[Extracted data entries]
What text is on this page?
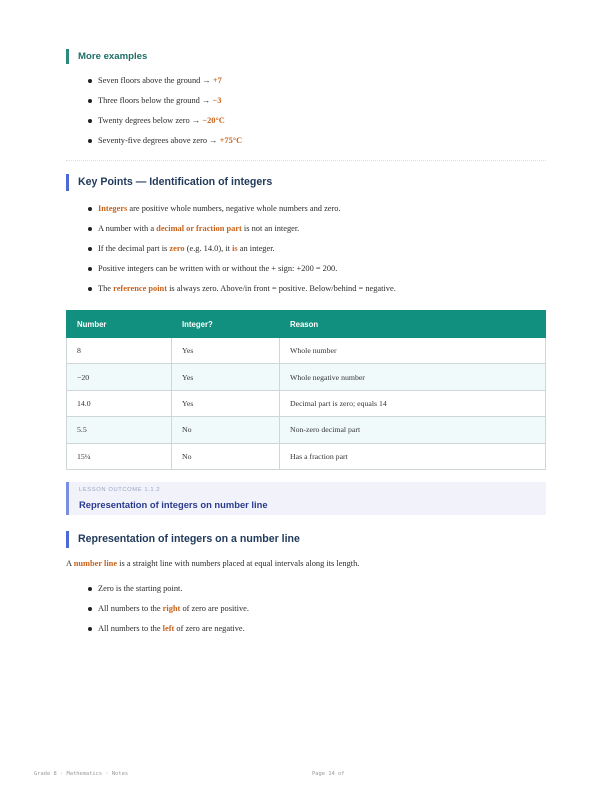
More examples
Seven floors above the ground → +7
Three floors below the ground → −3
Twenty degrees below zero → −20°C
Seventy-five degrees above zero → +75°C
Key Points — Identification of integers
Integers are positive whole numbers, negative whole numbers and zero.
A number with a decimal or fraction part is not an integer.
If the decimal part is zero (e.g. 14.0), it is an integer.
Positive integers can be written with or without the + sign: +200 = 200.
The reference point is always zero. Above/in front = positive. Below/behind = negative.
Number	Integer?	Reason
8	Yes	Whole number
−20	Yes	Whole negative number
14.0	Yes	Decimal part is zero; equals 14
5.5	No	Non-zero decimal part
15¼	No	Has a fraction part
LESSON OUTCOME 1.1.2
Representation of integers on number line
Representation of integers on a number line
A number line is a straight line with numbers placed at equal intervals along its length.
Zero is the starting point.
All numbers to the right of zero are positive.
All numbers to the left of zero are negative.
Grade 8 · Mathematics · Notes	Page 14 of
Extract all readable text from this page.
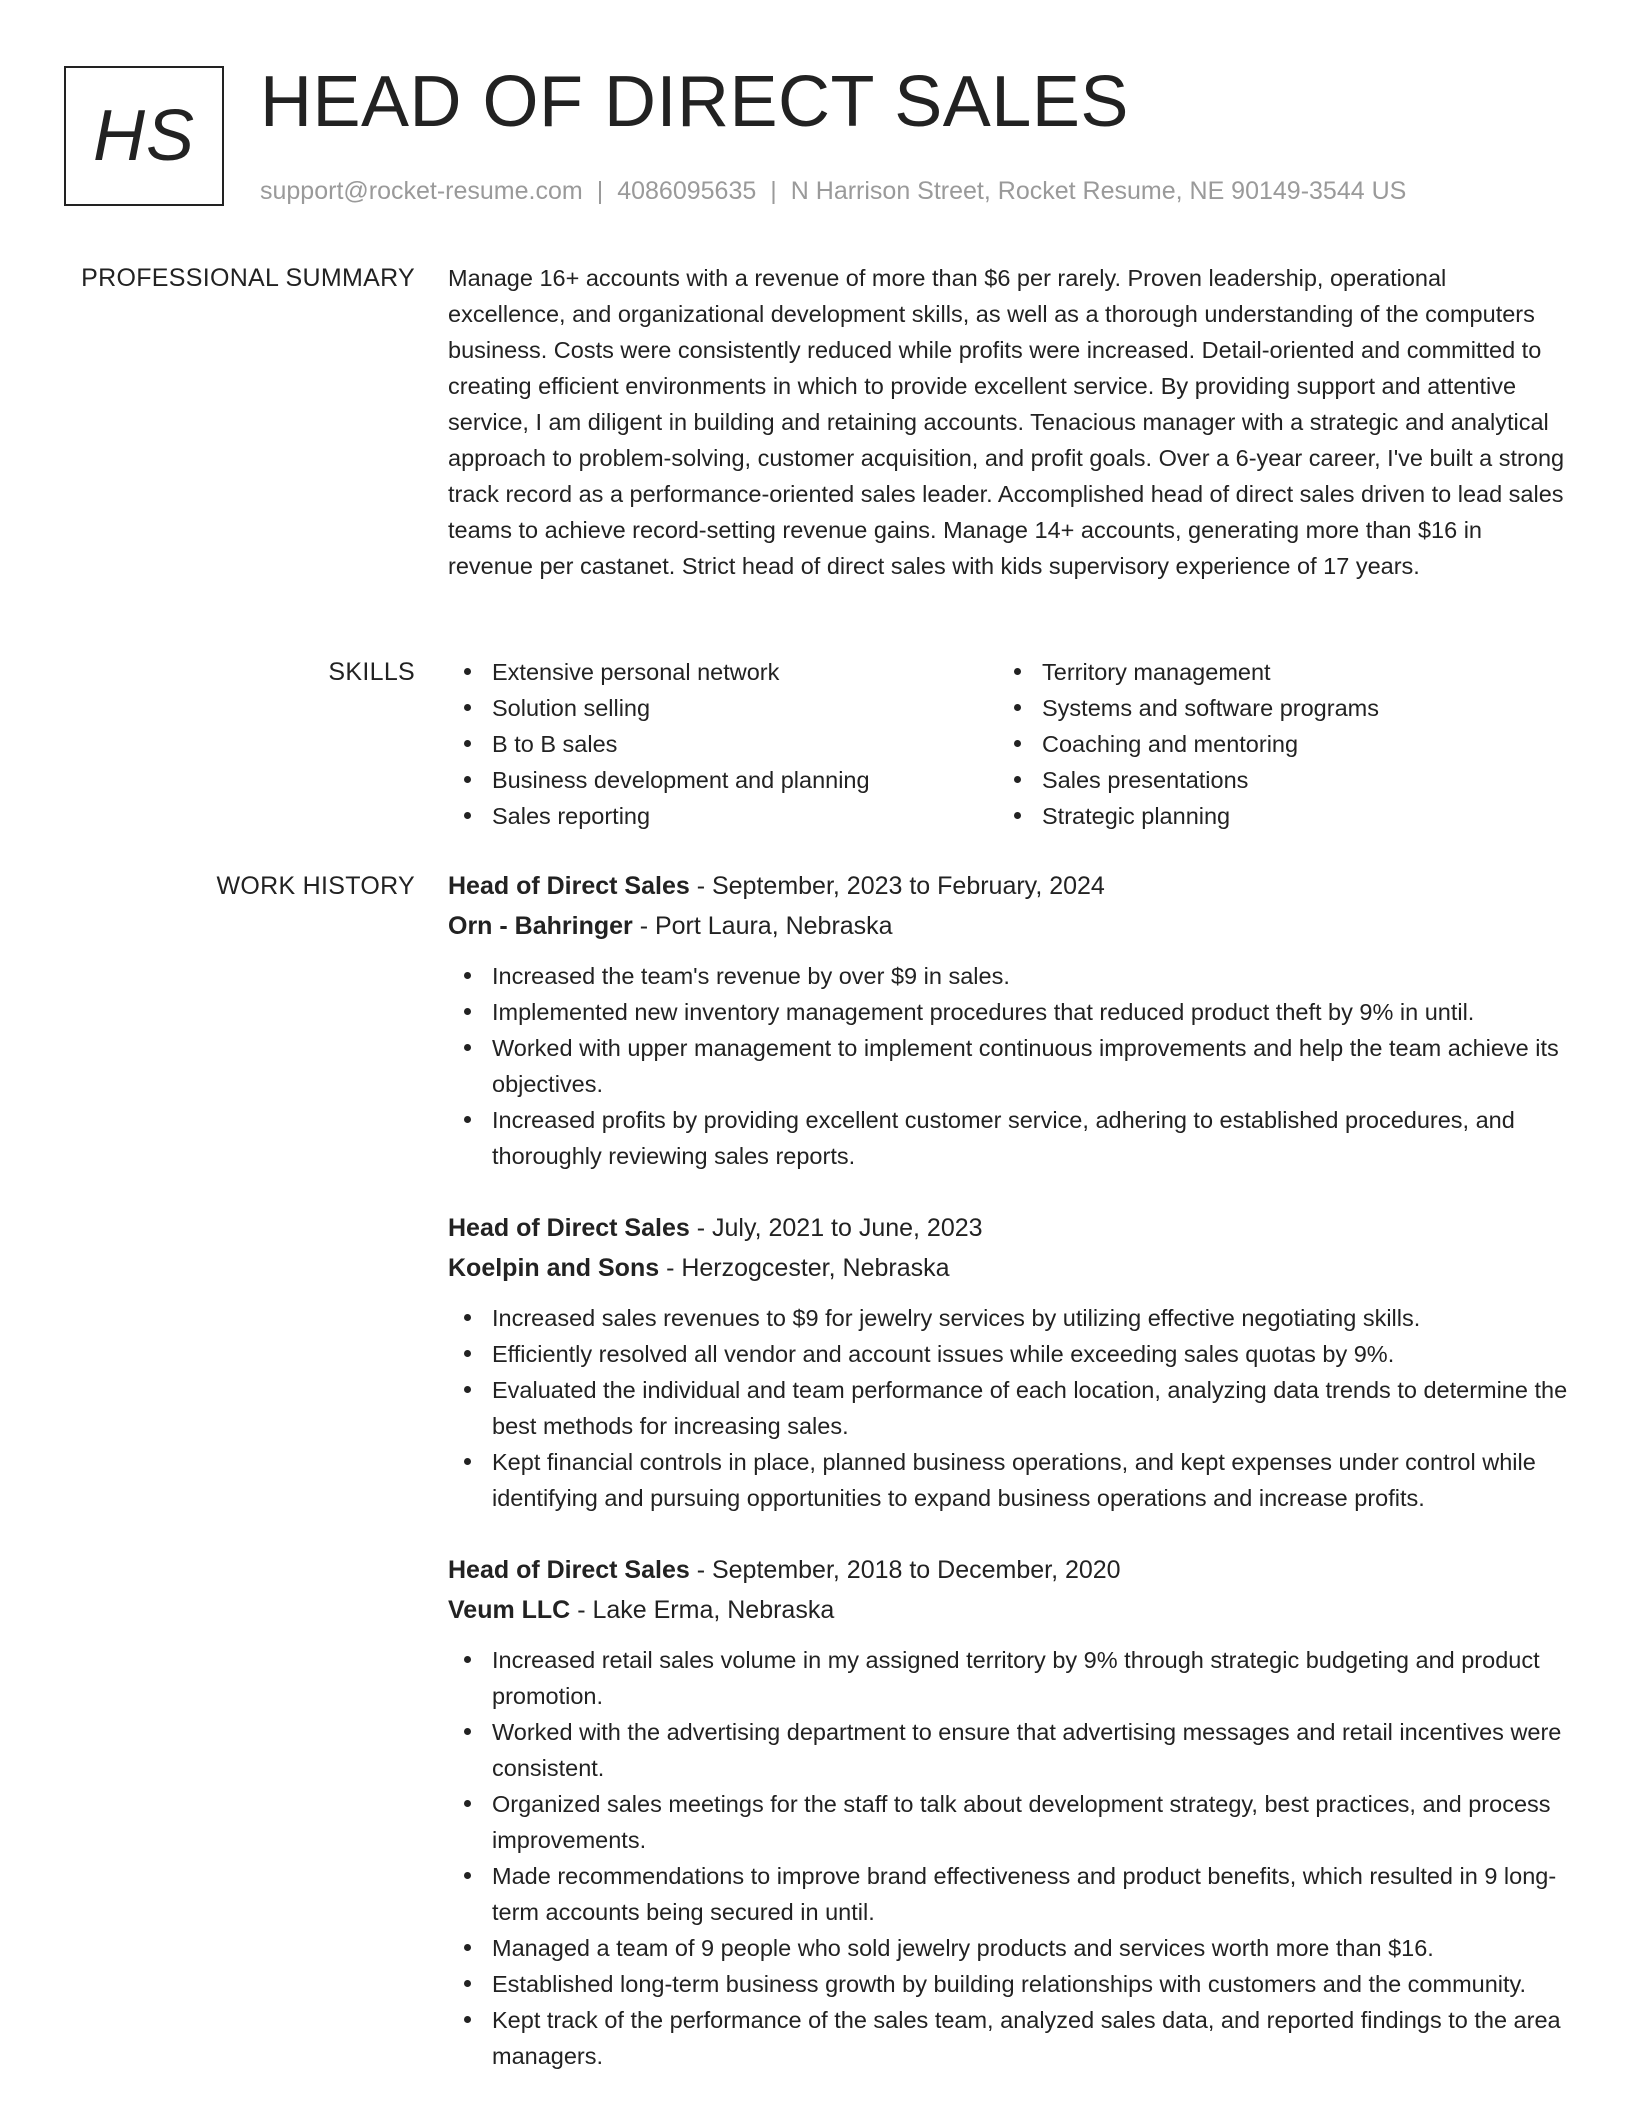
HS HEAD OF DIRECT SALES
support@rocket-resume.com | 4086095635 | N Harrison Street, Rocket Resume, NE 90149-3544 US
PROFESSIONAL SUMMARY Manage 16+ accounts with a revenue of more than $6 per rarely. Proven leadership, operational excellence, and organizational development skills, as well as a thorough understanding of the computers business. Costs were consistently reduced while profits were increased. Detail-oriented and committed to creating efficient environments in which to provide excellent service. By providing support and attentive service, I am diligent in building and retaining accounts. Tenacious manager with a strategic and analytical approach to problem-solving, customer acquisition, and profit goals. Over a 6-year career, I've built a strong track record as a performance-oriented sales leader. Accomplished head of direct sales driven to lead sales teams to achieve record-setting revenue gains. Manage 14+ accounts, generating more than $16 in revenue per castanet. Strict head of direct sales with kids supervisory experience of 17 years.

SKILLS	Extensive personal network
Solution selling
B to B sales
Business development and planning
Sales reporting
Territory management
Systems and software programs
Coaching and mentoring
Sales presentations
Strategic planning
WORK HISTORY Head of Direct Sales - September, 2023 to February, 2024
Orn - Bahringer - Port Laura, Nebraska
Increased the team's revenue by over $9 in sales.
Implemented new inventory management procedures that reduced product theft by 9% in until.
Worked with upper management to implement continuous improvements and help the team achieve its objectives.
Increased profits by providing excellent customer service, adhering to established procedures, and thoroughly reviewing sales reports.
Head of Direct Sales - July, 2021 to June, 2023
Koelpin and Sons - Herzogcester, Nebraska
Increased sales revenues to $9 for jewelry services by utilizing effective negotiating skills.
Efficiently resolved all vendor and account issues while exceeding sales quotas by 9%.
Evaluated the individual and team performance of each location, analyzing data trends to determine the best methods for increasing sales.
Kept financial controls in place, planned business operations, and kept expenses under control while identifying and pursuing opportunities to expand business operations and increase profits.
Head of Direct Sales - September, 2018 to December, 2020
Veum LLC - Lake Erma, Nebraska
Increased retail sales volume in my assigned territory by 9% through strategic budgeting and product promotion.
Worked with the advertising department to ensure that advertising messages and retail incentives were consistent.
Organized sales meetings for the staff to talk about development strategy, best practices, and process improvements.
Made recommendations to improve brand effectiveness and product benefits, which resulted in 9 long-term accounts being secured in until.
Managed a team of 9 people who sold jewelry products and services worth more than $16.
Established long-term business growth by building relationships with customers and the community.
Kept track of the performance of the sales team, analyzed sales data, and reported findings to the area managers.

» SHORT TASK
Copy out the records above in full, exactly as written, but not the pictures.

» FULL OUTPUT
What text is on this page?
More examples
Seven floors above the ground → +7
Three floors below the ground → −3
Twenty degrees below zero → −20°C
Seventy-five degrees above zero → +75°C
Key Points — Identification of integers
Integers are positive whole numbers, negative whole numbers and zero.
A number with a decimal or fraction part is not an integer.
If the decimal part is zero (e.g. 14.0), it is an integer.
Positive integers can be written with or without the + sign: +200 = 200.
The reference point is always zero. Above/in front = positive. Below/behind = negative.
Number	Integer?	Reason
8	Yes	Whole number
−20	Yes	Whole negative number
14.0	Yes	Decimal part is zero; equals 14
5.5	No	Non-zero decimal part
15¼	No	Has a fraction part
LESSON OUTCOME 1.1.2
Representation of integers on number line
Representation of integers on a number line
A number line is a straight line with numbers placed at equal intervals along its length.
Zero is the starting point.
All numbers to the right of zero are positive.
All numbers to the left of zero are negative.
Grade 8 · Mathematics · Notes	Page 14 of
Extract all readable text from this page.
HS HEAD OF DIRECT SALES
support@rocket-resume.com | 4086095635 | N Harrison Street, Rocket Resume, NE 90149-3544 US
PROFESSIONAL SUMMARY Manage 16+ accounts with a revenue of more than $6 per rarely. Proven leadership, operational excellence, and organizational development skills, as well as a thorough understanding of the computers business. Costs were consistently reduced while profits were increased. Detail-oriented and committed to creating efficient environments in which to provide excellent service. By providing support and attentive service, I am diligent in building and retaining accounts. Tenacious manager with a strategic and analytical approach to problem-solving, customer acquisition, and profit goals. Over a 6-year career, I've built a strong track record as a performance-oriented sales leader. Accomplished head of direct sales driven to lead sales teams to achieve record-setting revenue gains. Manage 14+ accounts, generating more than $16 in revenue per castanet. Strict head of direct sales with kids supervisory experience of 17 years.

SKILLS	Extensive personal network
Solution selling
B to B sales
Business development and planning
Sales reporting
Territory management
Systems and software programs
Coaching and mentoring
Sales presentations
Strategic planning
WORK HISTORY Head of Direct Sales - September, 2023 to February, 2024
Orn - Bahringer - Port Laura, Nebraska
Increased the team's revenue by over $9 in sales.
Implemented new inventory management procedures that reduced product theft by 9% in until.
Worked with upper management to implement continuous improvements and help the team achieve its objectives.
Increased profits by providing excellent customer service, adhering to established procedures, and thoroughly reviewing sales reports.
Head of Direct Sales - July, 2021 to June, 2023
Koelpin and Sons - Herzogcester, Nebraska
Increased sales revenues to $9 for jewelry services by utilizing effective negotiating skills.
Efficiently resolved all vendor and account issues while exceeding sales quotas by 9%.
Evaluated the individual and team performance of each location, analyzing data trends to determine the best methods for increasing sales.
Kept financial controls in place, planned business operations, and kept expenses under control while identifying and pursuing opportunities to expand business operations and increase profits.
Head of Direct Sales - September, 2018 to December, 2020
Veum LLC - Lake Erma, Nebraska
Increased retail sales volume in my assigned territory by 9% through strategic budgeting and product promotion.
Worked with the advertising department to ensure that advertising messages and retail incentives were consistent.
Organized sales meetings for the staff to talk about development strategy, best practices, and process improvements.
Made recommendations to improve brand effectiveness and product benefits, which resulted in 9 long-term accounts being secured in until.
Managed a team of 9 people who sold jewelry products and services worth more than $16.
Established long-term business growth by building relationships with customers and the community.
Kept track of the performance of the sales team, analyzed sales data, and reported findings to the area managers.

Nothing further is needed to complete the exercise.